Job :: Reproduce every line of the data below word for word, and leave out the pictures.

◆ ◆ ◆ ◆

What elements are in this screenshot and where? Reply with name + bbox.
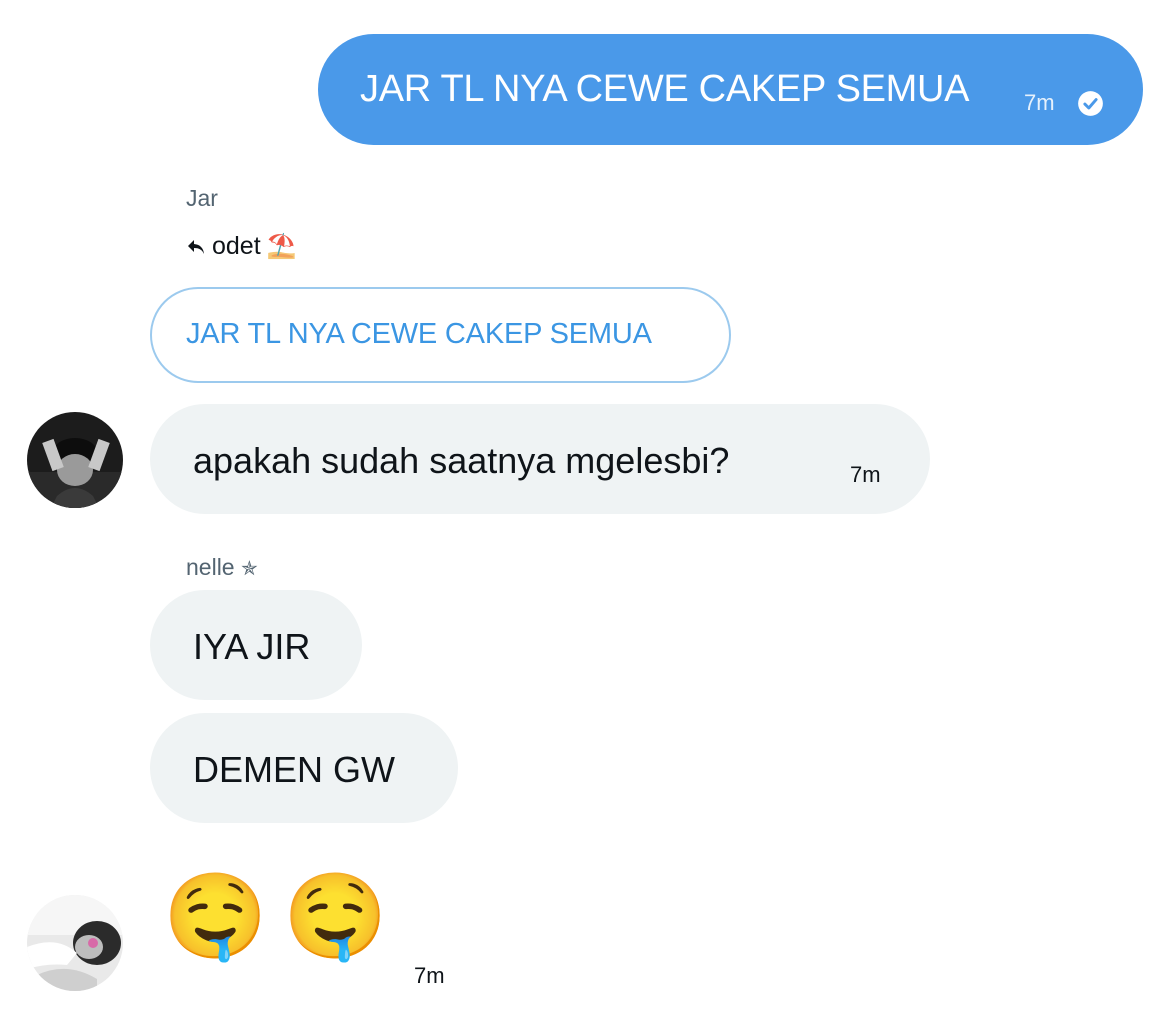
sent-message-text: JAR TL NYA CEWE CAKEP SEMUA [360,68,970,110]
sender-name-text: nelle [186,554,235,580]
star-badge-icon: ✯ [241,558,258,580]
sender-name-nelle: nelle ✯ [186,554,258,581]
message-time-emoji: 7m [414,963,445,988]
message-text-demen-gw: DEMEN GW [193,749,395,790]
quoted-message-text: JAR TL NYA CEWE CAKEP SEMUA [186,318,652,350]
umbrella-emoji: ⛱️ [266,233,297,260]
check-circle-icon [1078,91,1103,116]
message-text-question: apakah sudah saatnya mgelesbi? [193,440,730,481]
avatar-photo-icon [27,412,123,508]
message-time-question: 7m [850,462,881,487]
sent-message-time: 7m [1024,90,1055,115]
avatar-photo-icon [27,895,123,991]
reply-indicator[interactable]: odet ⛱️ [186,232,297,261]
message-text-iya-jir: IYA JIR [193,626,311,667]
reply-to-name: odet [212,232,261,260]
avatar-nelle[interactable] [27,895,123,991]
avatar-jar[interactable] [27,412,123,508]
reply-arrow-icon [188,239,204,254]
drooling-face-emoji-2: 🤤 [283,869,388,963]
drooling-face-emoji-1: 🤤 [163,869,268,963]
sender-name-jar: Jar [186,185,218,211]
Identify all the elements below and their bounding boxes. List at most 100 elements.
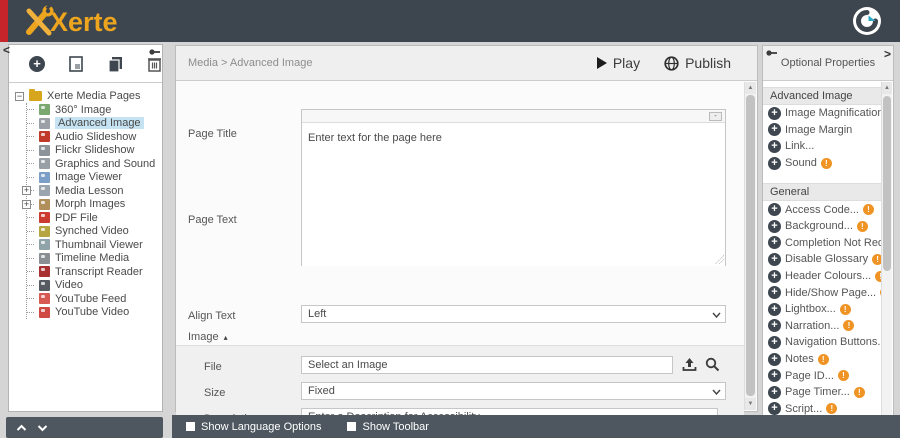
prop-image-margin[interactable]: Image Margin <box>763 122 881 139</box>
collapse-node-icon[interactable]: − <box>15 92 24 101</box>
prop-image-magnification[interactable]: Image Magnification... <box>763 105 881 122</box>
info-badge-icon <box>854 387 865 398</box>
tree-item-flickr-slideshow[interactable]: Flickr Slideshow <box>27 144 160 158</box>
header-accent-strip <box>0 0 8 42</box>
insert-page-button[interactable] <box>68 55 84 73</box>
scrollbar-thumb[interactable] <box>746 95 755 396</box>
tree-item-media-lesson[interactable]: +Media Lesson <box>27 184 160 198</box>
upload-icon[interactable] <box>682 357 698 373</box>
move-down-icon[interactable] <box>37 424 48 432</box>
editor-panel: Media > Advanced Image Play Publish Page… <box>175 45 758 412</box>
tree-item-image-viewer[interactable]: Image Viewer <box>27 171 160 185</box>
editor-header-bar: Media > Advanced Image Play Publish <box>176 46 757 81</box>
page-text-label: Page Text <box>188 214 237 226</box>
collapse-panel-icon[interactable]: < <box>3 43 17 57</box>
prop-background[interactable]: Background... <box>763 218 881 235</box>
add-property-icon <box>768 402 781 415</box>
delete-page-button[interactable] <box>146 55 162 73</box>
prop-hide-show-page[interactable]: Hide/Show Page... <box>763 284 881 301</box>
tree-item-transcript-reader[interactable]: Transcript Reader <box>27 265 160 279</box>
show-toolbar-checkbox[interactable]: Show Toolbar <box>347 421 428 433</box>
tree-item-youtube-feed[interactable]: YouTube Feed <box>27 292 160 306</box>
bottom-options-bar: Show Language Options Show Toolbar <box>172 415 900 438</box>
publish-button[interactable]: Publish <box>664 55 731 71</box>
prop-navigation-buttons[interactable]: Navigation Buttons... <box>763 334 881 351</box>
properties-scrollbar[interactable]: ▲ <box>881 82 892 437</box>
globe-icon <box>664 56 679 71</box>
tree-item-morph-images[interactable]: +Morph Images <box>27 198 160 212</box>
page-type-icon <box>39 104 50 115</box>
file-input[interactable] <box>301 356 673 374</box>
section-general: General <box>763 183 881 201</box>
expand-node-icon[interactable]: + <box>22 186 31 195</box>
tree-item-360-image[interactable]: 360° Image <box>27 103 160 117</box>
prop-header-colours[interactable]: Header Colours... <box>763 268 881 285</box>
move-up-icon[interactable] <box>16 424 27 432</box>
editor-toggle-button[interactable]: - <box>709 112 722 121</box>
document-icon <box>69 56 83 72</box>
tree-item-audio-slideshow[interactable]: Audio Slideshow <box>27 130 160 144</box>
tree-item-advanced-image[interactable]: Advanced Image <box>27 117 160 131</box>
image-section-header[interactable]: Image ▴ <box>188 331 228 343</box>
tree-root-node[interactable]: − Xerte Media Pages <box>15 89 160 103</box>
tree-item-graphics-and-sound[interactable]: Graphics and Sound <box>27 157 160 171</box>
checkbox-icon <box>347 422 356 431</box>
scrollbar-thumb[interactable] <box>883 96 891 271</box>
tree-item-thumbnail-viewer[interactable]: Thumbnail Viewer <box>27 238 160 252</box>
pin-panel-icon[interactable] <box>766 49 777 57</box>
apereo-logo-icon[interactable] <box>852 6 882 36</box>
add-property-icon <box>768 319 781 332</box>
prop-sound[interactable]: Sound <box>763 155 881 172</box>
prop-access-code[interactable]: Access Code... <box>763 201 881 218</box>
page-type-icon <box>39 212 50 223</box>
tree-children: 360° Image Advanced Image Audio Slidesho… <box>26 103 160 319</box>
page-type-icon <box>39 226 50 237</box>
xerte-editor-window: Xerte < <box>0 0 900 438</box>
prop-lightbox[interactable]: Lightbox... <box>763 301 881 318</box>
file-label: File <box>204 361 222 373</box>
prop-narration[interactable]: Narration... <box>763 318 881 335</box>
page-type-icon <box>39 239 50 250</box>
chevron-down-icon <box>712 312 721 318</box>
page-type-icon <box>39 158 50 169</box>
play-button[interactable]: Play <box>597 55 640 71</box>
duplicate-page-button[interactable] <box>107 55 123 73</box>
scroll-up-icon[interactable]: ▲ <box>745 82 756 94</box>
show-language-options-checkbox[interactable]: Show Language Options <box>186 421 321 433</box>
pin-panel-icon[interactable] <box>149 48 160 56</box>
editor-scrollbar[interactable]: ▲ ▼ <box>744 82 756 410</box>
size-label: Size <box>204 387 225 399</box>
plus-circle-icon <box>29 56 45 72</box>
resize-handle[interactable] <box>715 255 724 264</box>
tree-item-video[interactable]: Video <box>27 279 160 293</box>
prop-page-timer[interactable]: Page Timer... <box>763 384 881 401</box>
checkbox-icon <box>186 422 195 431</box>
search-icon[interactable] <box>705 357 721 373</box>
page-type-icon <box>39 266 50 277</box>
tree-item-pdf-file[interactable]: PDF File <box>27 211 160 225</box>
page-type-icon <box>39 118 50 129</box>
prop-link[interactable]: Link... <box>763 138 881 155</box>
prop-notes[interactable]: Notes <box>763 351 881 368</box>
tree-item-youtube-video[interactable]: YouTube Video <box>27 306 160 320</box>
scroll-down-icon[interactable]: ▼ <box>745 398 756 410</box>
collapse-panel-icon[interactable]: > <box>884 47 891 61</box>
prop-page-id[interactable]: Page ID... <box>763 367 881 384</box>
prop-completion-not-required[interactable]: Completion Not Required <box>763 235 881 252</box>
page-tree-panel: < <box>8 44 163 412</box>
tree-item-timeline-media[interactable]: Timeline Media <box>27 252 160 266</box>
add-property-icon <box>768 220 781 233</box>
size-select[interactable]: Fixed <box>301 382 726 400</box>
scroll-up-icon[interactable]: ▲ <box>882 82 892 94</box>
app-header: Xerte <box>0 0 900 42</box>
page-type-icon <box>39 172 50 183</box>
tree-item-synched-video[interactable]: Synched Video <box>27 225 160 239</box>
page-text-input[interactable]: Enter text for the page here <box>302 124 725 266</box>
add-page-button[interactable] <box>29 55 45 73</box>
prop-disable-glossary[interactable]: Disable Glossary <box>763 251 881 268</box>
add-property-icon <box>768 386 781 399</box>
expand-node-icon[interactable]: + <box>22 200 31 209</box>
align-text-select[interactable]: Left <box>301 305 726 323</box>
page-type-icon <box>39 293 50 304</box>
info-badge-icon <box>872 254 881 265</box>
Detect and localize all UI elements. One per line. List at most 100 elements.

◆ ◆ ◆ ◆

Full solution ::
What elements are in this screenshot and where? Reply with name + bbox.
sent-message-text: JAR TL NYA CEWE CAKEP SEMUA [360,68,970,110]
sender-name-text: nelle [186,554,235,580]
star-badge-icon: ✯ [241,558,258,580]
sender-name-nelle: nelle ✯ [186,554,258,581]
message-time-emoji: 7m [414,963,445,988]
message-text-demen-gw: DEMEN GW [193,749,395,790]
quoted-message-text: JAR TL NYA CEWE CAKEP SEMUA [186,318,652,350]
umbrella-emoji: ⛱️ [266,233,297,260]
check-circle-icon [1078,91,1103,116]
message-text-question: apakah sudah saatnya mgelesbi? [193,440,730,481]
avatar-photo-icon [27,412,123,508]
message-time-question: 7m [850,462,881,487]
sent-message-time: 7m [1024,90,1055,115]
avatar-photo-icon [27,895,123,991]
reply-indicator[interactable]: odet ⛱️ [186,232,297,261]
message-text-iya-jir: IYA JIR [193,626,311,667]
reply-to-name: odet [212,232,261,260]
avatar-nelle[interactable] [27,895,123,991]
avatar-jar[interactable] [27,412,123,508]
reply-arrow-icon [188,239,204,254]
drooling-face-emoji-2: 🤤 [283,869,388,963]
drooling-face-emoji-1: 🤤 [163,869,268,963]
sender-name-jar: Jar [186,185,218,211]
Identify all the elements below and their bounding boxes. List at most 100 elements.
prop-image-margin[interactable]: Image Margin <box>763 122 881 139</box>
collapse-node-icon[interactable]: − <box>15 92 24 101</box>
prop-image-magnification[interactable]: Image Magnification... <box>763 105 881 122</box>
info-badge-icon <box>854 387 865 398</box>
tree-item-flickr-slideshow[interactable]: Flickr Slideshow <box>27 144 160 158</box>
header-accent-strip <box>0 0 8 42</box>
insert-page-button[interactable] <box>68 55 84 73</box>
scrollbar-thumb[interactable] <box>746 95 755 396</box>
tree-item-media-lesson[interactable]: +Media Lesson <box>27 184 160 198</box>
upload-icon[interactable] <box>682 357 698 373</box>
move-down-icon[interactable] <box>37 424 48 432</box>
editor-panel: Media > Advanced Image Play Publish Page… <box>175 45 758 412</box>
tree-item-image-viewer[interactable]: Image Viewer <box>27 171 160 185</box>
editor-header-bar: Media > Advanced Image Play Publish <box>176 46 757 81</box>
page-text-label: Page Text <box>188 214 237 226</box>
collapse-panel-icon[interactable]: < <box>3 43 17 57</box>
prop-background[interactable]: Background... <box>763 218 881 235</box>
add-property-icon <box>768 402 781 415</box>
delete-page-button[interactable] <box>146 55 162 73</box>
prop-hide-show-page[interactable]: Hide/Show Page... <box>763 284 881 301</box>
tree-item-transcript-reader[interactable]: Transcript Reader <box>27 265 160 279</box>
show-toolbar-checkbox[interactable]: Show Toolbar <box>347 421 428 433</box>
tree-item-youtube-feed[interactable]: YouTube Feed <box>27 292 160 306</box>
bottom-options-bar: Show Language Options Show Toolbar <box>172 415 900 438</box>
publish-button[interactable]: Publish <box>664 55 731 71</box>
prop-navigation-buttons[interactable]: Navigation Buttons... <box>763 334 881 351</box>
properties-scrollbar[interactable]: ▲ <box>881 82 892 437</box>
globe-icon <box>664 56 679 71</box>
tree-item-morph-images[interactable]: +Morph Images <box>27 198 160 212</box>
page-type-icon <box>39 104 50 115</box>
file-input[interactable] <box>301 356 673 374</box>
section-general: General <box>763 183 881 201</box>
expand-node-icon[interactable]: + <box>22 186 31 195</box>
tree-item-360-image[interactable]: 360° Image <box>27 103 160 117</box>
prop-header-colours[interactable]: Header Colours... <box>763 268 881 285</box>
move-up-icon[interactable] <box>16 424 27 432</box>
editor-toggle-button[interactable]: - <box>709 112 722 121</box>
document-icon <box>69 56 83 72</box>
tree-item-audio-slideshow[interactable]: Audio Slideshow <box>27 130 160 144</box>
tree-item-advanced-image[interactable]: Advanced Image <box>27 117 160 131</box>
image-section-header[interactable]: Image ▴ <box>188 331 228 343</box>
tree-root-node[interactable]: − Xerte Media Pages <box>15 89 160 103</box>
tree-item-graphics-and-sound[interactable]: Graphics and Sound <box>27 157 160 171</box>
checkbox-icon <box>347 422 356 431</box>
scrollbar-thumb[interactable] <box>883 96 891 271</box>
tree-item-thumbnail-viewer[interactable]: Thumbnail Viewer <box>27 238 160 252</box>
pin-panel-icon[interactable] <box>766 49 777 57</box>
apereo-logo-icon[interactable] <box>852 6 882 36</box>
add-property-icon <box>768 319 781 332</box>
prop-sound[interactable]: Sound <box>763 155 881 172</box>
prop-access-code[interactable]: Access Code... <box>763 201 881 218</box>
page-type-icon <box>39 212 50 223</box>
tree-children: 360° Image Advanced Image Audio Slidesho… <box>26 103 160 319</box>
page-type-icon <box>39 226 50 237</box>
xerte-editor-window: Xerte < <box>0 0 900 438</box>
prop-lightbox[interactable]: Lightbox... <box>763 301 881 318</box>
file-label: File <box>204 361 222 373</box>
prop-narration[interactable]: Narration... <box>763 318 881 335</box>
page-type-icon <box>39 239 50 250</box>
chevron-down-icon <box>712 312 721 318</box>
page-type-icon <box>39 158 50 169</box>
play-button[interactable]: Play <box>597 55 640 71</box>
duplicate-page-button[interactable] <box>107 55 123 73</box>
scroll-up-icon[interactable]: ▲ <box>745 82 756 94</box>
show-language-options-checkbox[interactable]: Show Language Options <box>186 421 321 433</box>
pin-panel-icon[interactable] <box>149 48 160 56</box>
editor-scrollbar[interactable]: ▲ ▼ <box>744 82 756 410</box>
size-label: Size <box>204 387 225 399</box>
plus-circle-icon <box>29 56 45 72</box>
resize-handle[interactable] <box>715 255 724 264</box>
tree-item-video[interactable]: Video <box>27 279 160 293</box>
prop-page-timer[interactable]: Page Timer... <box>763 384 881 401</box>
checkbox-icon <box>186 422 195 431</box>
search-icon[interactable] <box>705 357 721 373</box>
page-type-icon <box>39 266 50 277</box>
tree-item-pdf-file[interactable]: PDF File <box>27 211 160 225</box>
page-type-icon <box>39 118 50 129</box>
prop-link[interactable]: Link... <box>763 138 881 155</box>
prop-notes[interactable]: Notes <box>763 351 881 368</box>
tree-item-youtube-video[interactable]: YouTube Video <box>27 306 160 320</box>
scroll-down-icon[interactable]: ▼ <box>745 398 756 410</box>
collapse-panel-icon[interactable]: > <box>884 47 891 61</box>
prop-page-id[interactable]: Page ID... <box>763 367 881 384</box>
prop-completion-not-required[interactable]: Completion Not Required <box>763 235 881 252</box>
page-tree-panel: < <box>8 44 163 412</box>
tree-item-timeline-media[interactable]: Timeline Media <box>27 252 160 266</box>
add-property-icon <box>768 220 781 233</box>
size-select[interactable]: Fixed <box>301 382 726 400</box>
scroll-up-icon[interactable]: ▲ <box>882 82 892 94</box>
app-header: Xerte <box>0 0 900 42</box>
page-type-icon <box>39 172 50 183</box>
tree-item-synched-video[interactable]: Synched Video <box>27 225 160 239</box>
page-text-input[interactable]: Enter text for the page here <box>302 124 725 266</box>
add-page-button[interactable] <box>29 55 45 73</box>
prop-disable-glossary[interactable]: Disable Glossary <box>763 251 881 268</box>
add-property-icon <box>768 386 781 399</box>
expand-node-icon[interactable]: + <box>22 200 31 209</box>
align-text-select[interactable]: Left <box>301 305 726 323</box>
page-type-icon <box>39 293 50 304</box>
info-badge-icon <box>872 254 881 265</box>
Detect and localize all UI elements. One per line. List at most 100 elements.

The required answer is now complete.